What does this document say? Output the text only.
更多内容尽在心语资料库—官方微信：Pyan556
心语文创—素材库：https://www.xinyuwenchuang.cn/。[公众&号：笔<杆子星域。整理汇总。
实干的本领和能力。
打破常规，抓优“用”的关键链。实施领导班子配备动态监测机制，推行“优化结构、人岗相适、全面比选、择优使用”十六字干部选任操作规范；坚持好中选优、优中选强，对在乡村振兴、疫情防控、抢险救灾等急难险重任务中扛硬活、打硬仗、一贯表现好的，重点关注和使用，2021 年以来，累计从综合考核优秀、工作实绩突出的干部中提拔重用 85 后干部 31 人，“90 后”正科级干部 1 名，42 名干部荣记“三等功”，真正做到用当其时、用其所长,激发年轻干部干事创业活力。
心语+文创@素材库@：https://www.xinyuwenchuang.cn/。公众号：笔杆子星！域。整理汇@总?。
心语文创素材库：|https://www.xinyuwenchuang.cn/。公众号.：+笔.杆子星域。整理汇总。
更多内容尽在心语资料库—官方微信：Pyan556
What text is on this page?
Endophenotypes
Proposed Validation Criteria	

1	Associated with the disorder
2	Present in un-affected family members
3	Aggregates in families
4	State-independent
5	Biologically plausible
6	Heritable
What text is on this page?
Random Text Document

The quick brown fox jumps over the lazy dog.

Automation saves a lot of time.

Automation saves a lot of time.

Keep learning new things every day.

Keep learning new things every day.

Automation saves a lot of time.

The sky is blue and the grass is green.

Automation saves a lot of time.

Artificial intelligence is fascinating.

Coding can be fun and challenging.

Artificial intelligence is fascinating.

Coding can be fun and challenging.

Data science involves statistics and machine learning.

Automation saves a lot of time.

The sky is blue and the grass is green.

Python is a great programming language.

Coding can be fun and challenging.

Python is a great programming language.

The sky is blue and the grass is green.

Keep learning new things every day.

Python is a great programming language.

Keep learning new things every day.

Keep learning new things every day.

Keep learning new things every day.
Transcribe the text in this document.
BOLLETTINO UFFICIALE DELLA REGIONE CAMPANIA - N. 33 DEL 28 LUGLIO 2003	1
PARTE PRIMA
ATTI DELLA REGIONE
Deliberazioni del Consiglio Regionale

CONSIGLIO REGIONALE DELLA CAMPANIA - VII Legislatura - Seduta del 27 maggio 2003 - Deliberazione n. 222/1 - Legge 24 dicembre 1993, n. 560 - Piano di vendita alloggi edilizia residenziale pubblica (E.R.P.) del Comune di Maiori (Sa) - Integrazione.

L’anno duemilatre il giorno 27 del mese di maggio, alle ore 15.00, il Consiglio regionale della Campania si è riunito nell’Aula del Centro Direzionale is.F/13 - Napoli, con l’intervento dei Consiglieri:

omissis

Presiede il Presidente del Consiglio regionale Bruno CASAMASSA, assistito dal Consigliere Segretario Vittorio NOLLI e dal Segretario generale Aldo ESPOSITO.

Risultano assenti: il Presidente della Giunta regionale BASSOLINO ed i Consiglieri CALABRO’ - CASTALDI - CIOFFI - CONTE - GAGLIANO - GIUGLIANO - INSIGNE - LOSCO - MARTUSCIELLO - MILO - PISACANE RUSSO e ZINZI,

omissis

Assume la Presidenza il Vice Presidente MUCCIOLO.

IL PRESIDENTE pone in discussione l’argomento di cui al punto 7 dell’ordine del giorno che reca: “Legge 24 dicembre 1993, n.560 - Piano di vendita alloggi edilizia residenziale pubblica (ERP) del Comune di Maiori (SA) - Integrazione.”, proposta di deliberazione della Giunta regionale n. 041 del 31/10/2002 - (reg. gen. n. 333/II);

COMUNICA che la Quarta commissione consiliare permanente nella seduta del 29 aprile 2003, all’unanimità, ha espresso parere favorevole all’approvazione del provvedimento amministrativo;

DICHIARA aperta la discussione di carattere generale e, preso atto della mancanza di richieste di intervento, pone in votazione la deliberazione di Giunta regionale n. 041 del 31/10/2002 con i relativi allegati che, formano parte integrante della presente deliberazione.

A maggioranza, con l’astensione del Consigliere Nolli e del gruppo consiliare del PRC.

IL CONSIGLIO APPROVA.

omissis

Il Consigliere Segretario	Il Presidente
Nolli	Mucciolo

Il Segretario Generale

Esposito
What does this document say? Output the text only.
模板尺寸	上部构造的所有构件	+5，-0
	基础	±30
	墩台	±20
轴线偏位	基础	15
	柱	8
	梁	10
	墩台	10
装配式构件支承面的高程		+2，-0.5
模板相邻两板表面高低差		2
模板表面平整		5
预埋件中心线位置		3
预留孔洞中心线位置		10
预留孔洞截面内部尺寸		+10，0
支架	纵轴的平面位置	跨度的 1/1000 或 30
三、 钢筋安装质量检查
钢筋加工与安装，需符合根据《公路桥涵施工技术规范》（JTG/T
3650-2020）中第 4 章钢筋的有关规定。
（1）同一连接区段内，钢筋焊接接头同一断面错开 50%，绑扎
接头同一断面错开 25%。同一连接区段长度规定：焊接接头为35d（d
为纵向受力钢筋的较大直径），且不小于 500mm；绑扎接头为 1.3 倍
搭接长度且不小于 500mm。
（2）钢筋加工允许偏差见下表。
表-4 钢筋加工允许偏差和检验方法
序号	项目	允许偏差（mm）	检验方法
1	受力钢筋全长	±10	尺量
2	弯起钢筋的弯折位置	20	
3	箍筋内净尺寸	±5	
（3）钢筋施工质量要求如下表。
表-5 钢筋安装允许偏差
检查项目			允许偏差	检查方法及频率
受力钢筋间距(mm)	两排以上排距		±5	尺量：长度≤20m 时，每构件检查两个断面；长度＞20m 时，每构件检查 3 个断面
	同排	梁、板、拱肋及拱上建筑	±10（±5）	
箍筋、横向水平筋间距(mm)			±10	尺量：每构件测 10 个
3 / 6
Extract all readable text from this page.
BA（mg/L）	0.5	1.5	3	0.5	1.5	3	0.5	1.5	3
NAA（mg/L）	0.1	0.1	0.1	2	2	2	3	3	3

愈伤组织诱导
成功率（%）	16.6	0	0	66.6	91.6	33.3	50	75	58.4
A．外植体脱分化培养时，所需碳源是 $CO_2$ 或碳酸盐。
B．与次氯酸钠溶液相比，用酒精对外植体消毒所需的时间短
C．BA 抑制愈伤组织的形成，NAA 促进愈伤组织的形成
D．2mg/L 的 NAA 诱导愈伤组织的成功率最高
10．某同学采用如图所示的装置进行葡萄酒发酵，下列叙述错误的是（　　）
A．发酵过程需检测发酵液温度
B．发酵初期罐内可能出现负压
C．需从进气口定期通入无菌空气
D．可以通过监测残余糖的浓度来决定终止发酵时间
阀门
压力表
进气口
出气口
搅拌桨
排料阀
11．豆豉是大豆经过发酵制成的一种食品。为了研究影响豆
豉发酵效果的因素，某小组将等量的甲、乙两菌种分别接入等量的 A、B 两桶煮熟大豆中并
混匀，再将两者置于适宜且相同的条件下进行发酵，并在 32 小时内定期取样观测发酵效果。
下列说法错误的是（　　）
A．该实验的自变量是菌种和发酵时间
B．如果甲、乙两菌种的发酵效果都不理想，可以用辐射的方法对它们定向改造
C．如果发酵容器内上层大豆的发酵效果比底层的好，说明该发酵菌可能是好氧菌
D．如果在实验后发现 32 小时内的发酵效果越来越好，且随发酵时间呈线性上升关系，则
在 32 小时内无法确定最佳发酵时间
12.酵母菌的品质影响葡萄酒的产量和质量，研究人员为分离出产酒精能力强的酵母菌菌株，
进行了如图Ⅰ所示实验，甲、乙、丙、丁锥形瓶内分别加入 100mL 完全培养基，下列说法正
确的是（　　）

****************************************

DIRECTION>
Please restate the records in full, word for word.

EXERCISE RESULT>
What does this document say? Output the text only.
更多内容尽在心语资料库—官方微信：Pyan556
心语文创—素材库：https://www.xinyuwenchuang.cn/。[公众&号：笔<杆子星域。整理汇总。
实干的本领和能力。
打破常规，抓优“用”的关键链。实施领导班子配备动态监测机制，推行“优化结构、人岗相适、全面比选、择优使用”十六字干部选任操作规范；坚持好中选优、优中选强，对在乡村振兴、疫情防控、抢险救灾等急难险重任务中扛硬活、打硬仗、一贯表现好的，重点关注和使用，2021 年以来，累计从综合考核优秀、工作实绩突出的干部中提拔重用 85 后干部 31 人，“90 后”正科级干部 1 名，42 名干部荣记“三等功”，真正做到用当其时、用其所长,激发年轻干部干事创业活力。
心语+文创@素材库@：https://www.xinyuwenchuang.cn/。公众号：笔杆子星！域。整理汇@总?。
心语文创素材库：|https://www.xinyuwenchuang.cn/。公众号.：+笔.杆子星域。整理汇总。
更多内容尽在心语资料库—官方微信：Pyan556
What text is on this page?
Endophenotypes
Proposed Validation Criteria	

1	Associated with the disorder
2	Present in un-affected family members
3	Aggregates in families
4	State-independent
5	Biologically plausible
6	Heritable
What text is on this page?
Random Text Document

The quick brown fox jumps over the lazy dog.

Automation saves a lot of time.

Automation saves a lot of time.

Keep learning new things every day.

Keep learning new things every day.

Automation saves a lot of time.

The sky is blue and the grass is green.

Automation saves a lot of time.

Artificial intelligence is fascinating.

Coding can be fun and challenging.

Artificial intelligence is fascinating.

Coding can be fun and challenging.

Data science involves statistics and machine learning.

Automation saves a lot of time.

The sky is blue and the grass is green.

Python is a great programming language.

Coding can be fun and challenging.

Python is a great programming language.

The sky is blue and the grass is green.

Keep learning new things every day.

Python is a great programming language.

Keep learning new things every day.

Keep learning new things every day.

Keep learning new things every day.
Transcribe the text in this document.
BOLLETTINO UFFICIALE DELLA REGIONE CAMPANIA - N. 33 DEL 28 LUGLIO 2003	1
PARTE PRIMA
ATTI DELLA REGIONE
Deliberazioni del Consiglio Regionale

CONSIGLIO REGIONALE DELLA CAMPANIA - VII Legislatura - Seduta del 27 maggio 2003 - Deliberazione n. 222/1 - Legge 24 dicembre 1993, n. 560 - Piano di vendita alloggi edilizia residenziale pubblica (E.R.P.) del Comune di Maiori (Sa) - Integrazione.

L’anno duemilatre il giorno 27 del mese di maggio, alle ore 15.00, il Consiglio regionale della Campania si è riunito nell’Aula del Centro Direzionale is.F/13 - Napoli, con l’intervento dei Consiglieri:

omissis

Presiede il Presidente del Consiglio regionale Bruno CASAMASSA, assistito dal Consigliere Segretario Vittorio NOLLI e dal Segretario generale Aldo ESPOSITO.

Risultano assenti: il Presidente della Giunta regionale BASSOLINO ed i Consiglieri CALABRO’ - CASTALDI - CIOFFI - CONTE - GAGLIANO - GIUGLIANO - INSIGNE - LOSCO - MARTUSCIELLO - MILO - PISACANE RUSSO e ZINZI,

omissis

Assume la Presidenza il Vice Presidente MUCCIOLO.

IL PRESIDENTE pone in discussione l’argomento di cui al punto 7 dell’ordine del giorno che reca: “Legge 24 dicembre 1993, n.560 - Piano di vendita alloggi edilizia residenziale pubblica (ERP) del Comune di Maiori (SA) - Integrazione.”, proposta di deliberazione della Giunta regionale n. 041 del 31/10/2002 - (reg. gen. n. 333/II);

COMUNICA che la Quarta commissione consiliare permanente nella seduta del 29 aprile 2003, all’unanimità, ha espresso parere favorevole all’approvazione del provvedimento amministrativo;

DICHIARA aperta la discussione di carattere generale e, preso atto della mancanza di richieste di intervento, pone in votazione la deliberazione di Giunta regionale n. 041 del 31/10/2002 con i relativi allegati che, formano parte integrante della presente deliberazione.

A maggioranza, con l’astensione del Consigliere Nolli e del gruppo consiliare del PRC.

IL CONSIGLIO APPROVA.

omissis

Il Consigliere Segretario	Il Presidente
Nolli	Mucciolo

Il Segretario Generale

Esposito
What does this document say? Output the text only.
模板尺寸	上部构造的所有构件	+5，-0
	基础	±30
	墩台	±20
轴线偏位	基础	15
	柱	8
	梁	10
	墩台	10
装配式构件支承面的高程		+2，-0.5
模板相邻两板表面高低差		2
模板表面平整		5
预埋件中心线位置		3
预留孔洞中心线位置		10
预留孔洞截面内部尺寸		+10，0
支架	纵轴的平面位置	跨度的 1/1000 或 30
三、 钢筋安装质量检查
钢筋加工与安装，需符合根据《公路桥涵施工技术规范》（JTG/T
3650-2020）中第 4 章钢筋的有关规定。
（1）同一连接区段内，钢筋焊接接头同一断面错开 50%，绑扎
接头同一断面错开 25%。同一连接区段长度规定：焊接接头为35d（d
为纵向受力钢筋的较大直径），且不小于 500mm；绑扎接头为 1.3 倍
搭接长度且不小于 500mm。
（2）钢筋加工允许偏差见下表。
表-4 钢筋加工允许偏差和检验方法
序号	项目	允许偏差（mm）	检验方法
1	受力钢筋全长	±10	尺量
2	弯起钢筋的弯折位置	20	
3	箍筋内净尺寸	±5	
（3）钢筋施工质量要求如下表。
表-5 钢筋安装允许偏差
检查项目			允许偏差	检查方法及频率
受力钢筋间距(mm)	两排以上排距		±5	尺量：长度≤20m 时，每构件检查两个断面；长度＞20m 时，每构件检查 3 个断面
	同排	梁、板、拱肋及拱上建筑	±10（±5）	
箍筋、横向水平筋间距(mm)			±10	尺量：每构件测 10 个
3 / 6
Extract all readable text from this page.
BA（mg/L）	0.5	1.5	3	0.5	1.5	3	0.5	1.5	3
NAA（mg/L）	0.1	0.1	0.1	2	2	2	3	3	3

愈伤组织诱导
成功率（%）	16.6	0	0	66.6	91.6	33.3	50	75	58.4
A．外植体脱分化培养时，所需碳源是 $CO_2$ 或碳酸盐。
B．与次氯酸钠溶液相比，用酒精对外植体消毒所需的时间短
C．BA 抑制愈伤组织的形成，NAA 促进愈伤组织的形成
D．2mg/L 的 NAA 诱导愈伤组织的成功率最高
10．某同学采用如图所示的装置进行葡萄酒发酵，下列叙述错误的是（　　）
A．发酵过程需检测发酵液温度
B．发酵初期罐内可能出现负压
C．需从进气口定期通入无菌空气
D．可以通过监测残余糖的浓度来决定终止发酵时间
阀门
压力表
进气口
出气口
搅拌桨
排料阀
11．豆豉是大豆经过发酵制成的一种食品。为了研究影响豆
豉发酵效果的因素，某小组将等量的甲、乙两菌种分别接入等量的 A、B 两桶煮熟大豆中并
混匀，再将两者置于适宜且相同的条件下进行发酵，并在 32 小时内定期取样观测发酵效果。
下列说法错误的是（　　）
A．该实验的自变量是菌种和发酵时间
B．如果甲、乙两菌种的发酵效果都不理想，可以用辐射的方法对它们定向改造
C．如果发酵容器内上层大豆的发酵效果比底层的好，说明该发酵菌可能是好氧菌
D．如果在实验后发现 32 小时内的发酵效果越来越好，且随发酵时间呈线性上升关系，则
在 32 小时内无法确定最佳发酵时间
12.酵母菌的品质影响葡萄酒的产量和质量，研究人员为分离出产酒精能力强的酵母菌菌株，
进行了如图Ⅰ所示实验，甲、乙、丙、丁锥形瓶内分别加入 100mL 完全培养基，下列说法正
确的是（　　）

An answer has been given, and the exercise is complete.